• GIVEN INSTRUCTION: Extract the lines that hold the string "JSON".

• MATERIAL:
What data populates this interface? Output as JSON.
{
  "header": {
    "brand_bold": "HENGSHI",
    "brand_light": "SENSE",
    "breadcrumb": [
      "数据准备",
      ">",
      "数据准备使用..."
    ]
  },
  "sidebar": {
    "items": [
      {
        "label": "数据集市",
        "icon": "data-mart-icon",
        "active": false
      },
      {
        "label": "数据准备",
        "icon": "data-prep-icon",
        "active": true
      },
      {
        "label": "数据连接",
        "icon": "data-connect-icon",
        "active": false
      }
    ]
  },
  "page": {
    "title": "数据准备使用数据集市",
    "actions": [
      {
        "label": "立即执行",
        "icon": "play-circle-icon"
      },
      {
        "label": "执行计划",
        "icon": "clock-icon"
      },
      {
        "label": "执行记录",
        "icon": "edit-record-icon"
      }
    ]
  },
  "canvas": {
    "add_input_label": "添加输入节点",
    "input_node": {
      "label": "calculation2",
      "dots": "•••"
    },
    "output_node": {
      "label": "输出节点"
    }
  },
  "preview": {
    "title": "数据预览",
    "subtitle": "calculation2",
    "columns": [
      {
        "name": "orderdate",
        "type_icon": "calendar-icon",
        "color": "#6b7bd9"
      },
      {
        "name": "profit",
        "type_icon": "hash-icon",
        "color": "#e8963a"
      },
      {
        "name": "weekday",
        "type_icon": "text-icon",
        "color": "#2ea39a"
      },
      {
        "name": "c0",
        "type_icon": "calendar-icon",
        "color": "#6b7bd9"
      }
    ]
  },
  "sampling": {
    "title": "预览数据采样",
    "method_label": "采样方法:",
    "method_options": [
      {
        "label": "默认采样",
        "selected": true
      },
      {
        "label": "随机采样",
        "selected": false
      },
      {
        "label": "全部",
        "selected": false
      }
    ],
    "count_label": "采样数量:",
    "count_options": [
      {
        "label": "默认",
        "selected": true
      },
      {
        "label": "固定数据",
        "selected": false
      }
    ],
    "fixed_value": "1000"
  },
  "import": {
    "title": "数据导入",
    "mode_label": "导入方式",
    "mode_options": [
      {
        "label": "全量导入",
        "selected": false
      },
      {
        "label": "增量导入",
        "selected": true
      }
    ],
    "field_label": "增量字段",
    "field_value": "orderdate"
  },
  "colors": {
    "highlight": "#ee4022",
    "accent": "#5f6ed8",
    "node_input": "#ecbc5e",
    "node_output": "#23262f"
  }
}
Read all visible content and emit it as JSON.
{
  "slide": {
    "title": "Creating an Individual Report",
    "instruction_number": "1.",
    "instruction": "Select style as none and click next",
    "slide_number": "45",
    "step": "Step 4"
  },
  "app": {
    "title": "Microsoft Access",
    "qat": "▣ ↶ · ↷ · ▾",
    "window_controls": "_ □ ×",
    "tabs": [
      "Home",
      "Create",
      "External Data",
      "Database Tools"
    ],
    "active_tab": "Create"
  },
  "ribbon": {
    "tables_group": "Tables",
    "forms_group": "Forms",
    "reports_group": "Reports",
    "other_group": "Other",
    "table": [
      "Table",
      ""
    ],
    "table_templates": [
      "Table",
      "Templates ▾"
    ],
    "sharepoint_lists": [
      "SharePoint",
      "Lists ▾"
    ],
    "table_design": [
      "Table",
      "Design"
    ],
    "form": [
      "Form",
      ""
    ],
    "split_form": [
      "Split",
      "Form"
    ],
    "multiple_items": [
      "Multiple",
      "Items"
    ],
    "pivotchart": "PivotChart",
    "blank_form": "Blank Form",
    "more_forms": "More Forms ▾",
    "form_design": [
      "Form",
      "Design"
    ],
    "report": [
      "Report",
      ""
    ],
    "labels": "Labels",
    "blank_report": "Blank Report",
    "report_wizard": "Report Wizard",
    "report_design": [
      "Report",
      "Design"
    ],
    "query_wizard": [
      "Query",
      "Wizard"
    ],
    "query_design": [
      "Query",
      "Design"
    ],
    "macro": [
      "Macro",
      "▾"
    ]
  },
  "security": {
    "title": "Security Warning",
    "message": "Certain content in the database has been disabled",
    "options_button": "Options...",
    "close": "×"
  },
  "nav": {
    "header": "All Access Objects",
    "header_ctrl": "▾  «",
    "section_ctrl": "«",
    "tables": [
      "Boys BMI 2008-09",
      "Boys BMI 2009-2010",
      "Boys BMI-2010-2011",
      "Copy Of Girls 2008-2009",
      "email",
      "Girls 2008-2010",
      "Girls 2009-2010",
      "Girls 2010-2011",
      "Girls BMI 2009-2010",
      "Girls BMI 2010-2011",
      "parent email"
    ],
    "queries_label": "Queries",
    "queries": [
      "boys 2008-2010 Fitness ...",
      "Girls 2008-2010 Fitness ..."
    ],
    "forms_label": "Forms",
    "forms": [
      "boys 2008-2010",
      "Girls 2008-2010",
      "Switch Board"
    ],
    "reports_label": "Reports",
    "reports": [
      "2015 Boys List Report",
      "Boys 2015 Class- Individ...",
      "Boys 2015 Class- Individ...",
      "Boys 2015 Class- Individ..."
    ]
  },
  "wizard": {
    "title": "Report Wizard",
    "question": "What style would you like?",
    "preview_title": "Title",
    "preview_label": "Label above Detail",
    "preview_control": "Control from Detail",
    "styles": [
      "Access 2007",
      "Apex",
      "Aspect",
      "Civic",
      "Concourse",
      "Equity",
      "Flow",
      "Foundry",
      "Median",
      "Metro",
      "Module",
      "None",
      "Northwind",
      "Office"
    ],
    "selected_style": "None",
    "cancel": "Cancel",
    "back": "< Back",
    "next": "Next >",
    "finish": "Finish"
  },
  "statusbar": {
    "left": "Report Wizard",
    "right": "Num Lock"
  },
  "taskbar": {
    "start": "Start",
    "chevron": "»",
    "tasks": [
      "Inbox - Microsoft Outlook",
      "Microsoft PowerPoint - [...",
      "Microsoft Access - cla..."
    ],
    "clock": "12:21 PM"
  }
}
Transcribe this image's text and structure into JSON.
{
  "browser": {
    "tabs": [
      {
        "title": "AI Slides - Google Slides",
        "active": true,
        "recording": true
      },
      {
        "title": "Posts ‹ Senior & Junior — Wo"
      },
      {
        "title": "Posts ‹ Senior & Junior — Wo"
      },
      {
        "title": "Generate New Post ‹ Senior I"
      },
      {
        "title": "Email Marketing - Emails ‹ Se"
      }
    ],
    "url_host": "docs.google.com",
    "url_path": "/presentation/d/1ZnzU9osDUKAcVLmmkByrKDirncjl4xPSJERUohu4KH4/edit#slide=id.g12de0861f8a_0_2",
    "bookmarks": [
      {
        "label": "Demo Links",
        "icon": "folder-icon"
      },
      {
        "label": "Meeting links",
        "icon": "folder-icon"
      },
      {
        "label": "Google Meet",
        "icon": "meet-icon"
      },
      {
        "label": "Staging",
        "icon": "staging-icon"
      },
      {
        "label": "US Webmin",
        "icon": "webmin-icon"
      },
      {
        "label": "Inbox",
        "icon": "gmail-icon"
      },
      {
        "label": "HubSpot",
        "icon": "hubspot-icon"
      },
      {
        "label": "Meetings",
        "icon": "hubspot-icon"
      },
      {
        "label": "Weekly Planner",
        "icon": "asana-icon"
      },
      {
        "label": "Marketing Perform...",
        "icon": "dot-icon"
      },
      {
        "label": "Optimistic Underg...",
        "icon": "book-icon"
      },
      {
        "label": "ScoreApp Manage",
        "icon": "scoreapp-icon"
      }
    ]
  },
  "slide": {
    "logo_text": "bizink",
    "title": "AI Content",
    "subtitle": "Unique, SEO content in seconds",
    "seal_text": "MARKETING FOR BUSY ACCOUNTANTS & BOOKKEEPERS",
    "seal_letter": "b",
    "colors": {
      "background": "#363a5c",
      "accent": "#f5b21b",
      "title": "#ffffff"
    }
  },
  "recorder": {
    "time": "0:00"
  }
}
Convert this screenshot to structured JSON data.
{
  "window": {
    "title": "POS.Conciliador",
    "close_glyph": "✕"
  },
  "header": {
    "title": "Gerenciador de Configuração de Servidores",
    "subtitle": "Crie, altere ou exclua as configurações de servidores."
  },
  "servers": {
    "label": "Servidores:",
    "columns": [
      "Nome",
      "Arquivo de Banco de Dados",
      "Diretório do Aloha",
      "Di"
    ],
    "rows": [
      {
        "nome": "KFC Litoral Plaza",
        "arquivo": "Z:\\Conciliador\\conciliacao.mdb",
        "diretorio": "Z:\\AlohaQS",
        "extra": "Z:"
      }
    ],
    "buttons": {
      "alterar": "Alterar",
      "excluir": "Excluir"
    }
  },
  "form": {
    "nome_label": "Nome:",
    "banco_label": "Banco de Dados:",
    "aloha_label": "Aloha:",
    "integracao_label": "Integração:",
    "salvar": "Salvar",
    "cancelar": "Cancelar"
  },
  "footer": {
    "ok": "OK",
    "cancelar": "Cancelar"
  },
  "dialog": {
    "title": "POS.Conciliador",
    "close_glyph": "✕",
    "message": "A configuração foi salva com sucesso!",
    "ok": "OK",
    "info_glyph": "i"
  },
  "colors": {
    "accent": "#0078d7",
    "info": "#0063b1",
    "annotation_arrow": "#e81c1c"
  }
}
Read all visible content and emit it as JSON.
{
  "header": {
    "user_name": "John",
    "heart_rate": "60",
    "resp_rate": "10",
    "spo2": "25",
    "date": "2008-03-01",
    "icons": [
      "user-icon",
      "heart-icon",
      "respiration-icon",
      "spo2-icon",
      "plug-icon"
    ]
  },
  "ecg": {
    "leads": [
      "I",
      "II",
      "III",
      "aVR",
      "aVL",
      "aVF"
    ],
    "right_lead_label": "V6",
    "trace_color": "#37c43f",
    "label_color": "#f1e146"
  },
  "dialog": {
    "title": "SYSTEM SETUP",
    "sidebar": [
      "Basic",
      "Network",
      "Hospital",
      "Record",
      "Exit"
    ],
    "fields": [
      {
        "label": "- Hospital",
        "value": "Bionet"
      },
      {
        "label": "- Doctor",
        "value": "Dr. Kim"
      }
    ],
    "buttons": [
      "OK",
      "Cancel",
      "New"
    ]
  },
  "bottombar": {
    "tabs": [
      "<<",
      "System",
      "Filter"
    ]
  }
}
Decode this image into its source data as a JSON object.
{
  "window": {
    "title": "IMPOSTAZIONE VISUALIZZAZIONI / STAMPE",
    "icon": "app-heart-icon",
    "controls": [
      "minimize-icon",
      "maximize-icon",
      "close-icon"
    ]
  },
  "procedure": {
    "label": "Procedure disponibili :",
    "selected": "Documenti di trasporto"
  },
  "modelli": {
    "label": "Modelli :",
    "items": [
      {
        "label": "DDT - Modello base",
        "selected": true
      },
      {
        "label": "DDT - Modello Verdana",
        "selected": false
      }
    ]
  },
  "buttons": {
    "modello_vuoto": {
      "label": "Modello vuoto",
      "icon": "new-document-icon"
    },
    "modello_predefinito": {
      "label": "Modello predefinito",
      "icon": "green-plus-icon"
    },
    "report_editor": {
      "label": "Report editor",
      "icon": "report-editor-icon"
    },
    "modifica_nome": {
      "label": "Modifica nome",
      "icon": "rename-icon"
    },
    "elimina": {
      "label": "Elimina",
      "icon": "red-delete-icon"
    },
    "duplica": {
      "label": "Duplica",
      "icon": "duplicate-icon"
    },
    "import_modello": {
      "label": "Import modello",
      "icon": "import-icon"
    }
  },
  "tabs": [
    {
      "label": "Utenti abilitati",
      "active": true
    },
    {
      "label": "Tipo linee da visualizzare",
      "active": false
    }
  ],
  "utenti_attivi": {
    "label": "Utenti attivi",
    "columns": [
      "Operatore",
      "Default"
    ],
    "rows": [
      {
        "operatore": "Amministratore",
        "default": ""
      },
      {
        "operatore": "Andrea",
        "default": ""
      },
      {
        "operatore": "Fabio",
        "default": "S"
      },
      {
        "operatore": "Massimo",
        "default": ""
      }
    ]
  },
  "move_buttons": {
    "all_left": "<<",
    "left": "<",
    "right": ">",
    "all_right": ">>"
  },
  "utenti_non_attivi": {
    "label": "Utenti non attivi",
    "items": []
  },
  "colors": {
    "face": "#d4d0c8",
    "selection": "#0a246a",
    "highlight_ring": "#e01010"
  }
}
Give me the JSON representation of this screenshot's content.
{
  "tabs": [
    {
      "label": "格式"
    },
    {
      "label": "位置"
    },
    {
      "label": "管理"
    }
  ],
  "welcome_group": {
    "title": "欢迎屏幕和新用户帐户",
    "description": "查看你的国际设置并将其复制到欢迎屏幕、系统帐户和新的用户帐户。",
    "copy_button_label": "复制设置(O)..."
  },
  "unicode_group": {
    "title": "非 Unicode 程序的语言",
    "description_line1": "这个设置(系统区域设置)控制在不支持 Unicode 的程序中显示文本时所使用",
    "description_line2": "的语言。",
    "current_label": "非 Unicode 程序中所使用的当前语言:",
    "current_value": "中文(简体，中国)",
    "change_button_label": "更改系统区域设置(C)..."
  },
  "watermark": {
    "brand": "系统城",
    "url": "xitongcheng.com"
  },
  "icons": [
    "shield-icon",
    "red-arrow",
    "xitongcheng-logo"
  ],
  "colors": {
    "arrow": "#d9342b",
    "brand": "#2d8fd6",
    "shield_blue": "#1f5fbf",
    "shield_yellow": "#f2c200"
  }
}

• TASK SOLUTION:
What data populates this interface? Output as JSON.
Read all visible content and emit it as JSON.
Transcribe this image's text and structure into JSON.
Convert this screenshot to structured JSON data.
Read all visible content and emit it as JSON.
Decode this image into its source data as a JSON object.
Give me the JSON representation of this screenshot's content.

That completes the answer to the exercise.